*DIRECTIVE:*
Retype all of the data exactly as given.

*RAW RECORDS:*

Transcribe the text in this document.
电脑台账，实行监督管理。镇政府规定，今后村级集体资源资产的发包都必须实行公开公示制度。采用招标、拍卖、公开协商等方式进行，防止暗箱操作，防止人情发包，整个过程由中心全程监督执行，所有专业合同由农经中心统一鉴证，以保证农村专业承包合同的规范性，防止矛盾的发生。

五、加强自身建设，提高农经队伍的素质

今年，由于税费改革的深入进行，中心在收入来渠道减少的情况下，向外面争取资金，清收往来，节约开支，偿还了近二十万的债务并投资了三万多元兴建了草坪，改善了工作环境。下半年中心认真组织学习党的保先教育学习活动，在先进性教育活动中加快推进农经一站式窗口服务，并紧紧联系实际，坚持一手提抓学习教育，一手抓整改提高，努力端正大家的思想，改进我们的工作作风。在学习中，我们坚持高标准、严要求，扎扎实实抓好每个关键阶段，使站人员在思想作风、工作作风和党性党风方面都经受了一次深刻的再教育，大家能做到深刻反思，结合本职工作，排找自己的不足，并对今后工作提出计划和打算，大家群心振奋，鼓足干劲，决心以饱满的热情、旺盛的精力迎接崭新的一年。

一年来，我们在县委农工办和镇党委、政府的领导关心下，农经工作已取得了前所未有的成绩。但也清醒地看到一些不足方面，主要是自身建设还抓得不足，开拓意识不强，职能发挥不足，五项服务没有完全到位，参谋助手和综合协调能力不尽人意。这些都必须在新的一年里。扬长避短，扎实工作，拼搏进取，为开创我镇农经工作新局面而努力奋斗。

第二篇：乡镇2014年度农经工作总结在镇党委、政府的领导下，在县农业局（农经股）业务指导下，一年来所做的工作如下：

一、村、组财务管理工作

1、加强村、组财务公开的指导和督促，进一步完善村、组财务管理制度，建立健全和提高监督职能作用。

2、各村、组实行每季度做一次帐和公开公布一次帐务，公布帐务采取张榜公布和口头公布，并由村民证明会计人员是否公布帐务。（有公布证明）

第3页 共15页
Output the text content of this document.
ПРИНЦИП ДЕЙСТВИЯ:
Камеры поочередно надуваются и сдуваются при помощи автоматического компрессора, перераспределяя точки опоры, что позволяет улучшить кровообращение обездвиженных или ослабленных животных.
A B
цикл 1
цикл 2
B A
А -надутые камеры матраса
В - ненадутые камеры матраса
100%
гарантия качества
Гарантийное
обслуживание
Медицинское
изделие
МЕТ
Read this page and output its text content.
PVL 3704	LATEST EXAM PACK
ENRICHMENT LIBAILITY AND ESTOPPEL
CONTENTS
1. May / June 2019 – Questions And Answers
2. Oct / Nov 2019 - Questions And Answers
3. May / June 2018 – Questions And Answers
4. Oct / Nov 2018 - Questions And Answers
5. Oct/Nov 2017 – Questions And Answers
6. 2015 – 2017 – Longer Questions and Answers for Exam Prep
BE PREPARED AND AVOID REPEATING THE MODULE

*FINAL RESULT:*
Transcribe the text in this document.
电脑台账，实行监督管理。镇政府规定，今后村级集体资源资产的发包都必须实行公开公示制度。采用招标、拍卖、公开协商等方式进行，防止暗箱操作，防止人情发包，整个过程由中心全程监督执行，所有专业合同由农经中心统一鉴证，以保证农村专业承包合同的规范性，防止矛盾的发生。

五、加强自身建设，提高农经队伍的素质

今年，由于税费改革的深入进行，中心在收入来渠道减少的情况下，向外面争取资金，清收往来，节约开支，偿还了近二十万的债务并投资了三万多元兴建了草坪，改善了工作环境。下半年中心认真组织学习党的保先教育学习活动，在先进性教育活动中加快推进农经一站式窗口服务，并紧紧联系实际，坚持一手提抓学习教育，一手抓整改提高，努力端正大家的思想，改进我们的工作作风。在学习中，我们坚持高标准、严要求，扎扎实实抓好每个关键阶段，使站人员在思想作风、工作作风和党性党风方面都经受了一次深刻的再教育，大家能做到深刻反思，结合本职工作，排找自己的不足，并对今后工作提出计划和打算，大家群心振奋，鼓足干劲，决心以饱满的热情、旺盛的精力迎接崭新的一年。

一年来，我们在县委农工办和镇党委、政府的领导关心下，农经工作已取得了前所未有的成绩。但也清醒地看到一些不足方面，主要是自身建设还抓得不足，开拓意识不强，职能发挥不足，五项服务没有完全到位，参谋助手和综合协调能力不尽人意。这些都必须在新的一年里。扬长避短，扎实工作，拼搏进取，为开创我镇农经工作新局面而努力奋斗。

第二篇：乡镇2014年度农经工作总结在镇党委、政府的领导下，在县农业局（农经股）业务指导下，一年来所做的工作如下：

一、村、组财务管理工作

1、加强村、组财务公开的指导和督促，进一步完善村、组财务管理制度，建立健全和提高监督职能作用。

2、各村、组实行每季度做一次帐和公开公布一次帐务，公布帐务采取张榜公布和口头公布，并由村民证明会计人员是否公布帐务。（有公布证明）

第3页 共15页
Output the text content of this document.
ПРИНЦИП ДЕЙСТВИЯ:
Камеры поочередно надуваются и сдуваются при помощи автоматического компрессора, перераспределяя точки опоры, что позволяет улучшить кровообращение обездвиженных или ослабленных животных.
A B
цикл 1
цикл 2
B A
А -надутые камеры матраса
В - ненадутые камеры матраса
100%
гарантия качества
Гарантийное
обслуживание
Медицинское
изделие
МЕТ
Read this page and output its text content.
PVL 3704	LATEST EXAM PACK
ENRICHMENT LIBAILITY AND ESTOPPEL
CONTENTS
1. May / June 2019 – Questions And Answers
2. Oct / Nov 2019 - Questions And Answers
3. May / June 2018 – Questions And Answers
4. Oct / Nov 2018 - Questions And Answers
5. Oct/Nov 2017 – Questions And Answers
6. 2015 – 2017 – Longer Questions and Answers for Exam Prep
BE PREPARED AND AVOID REPEATING THE MODULE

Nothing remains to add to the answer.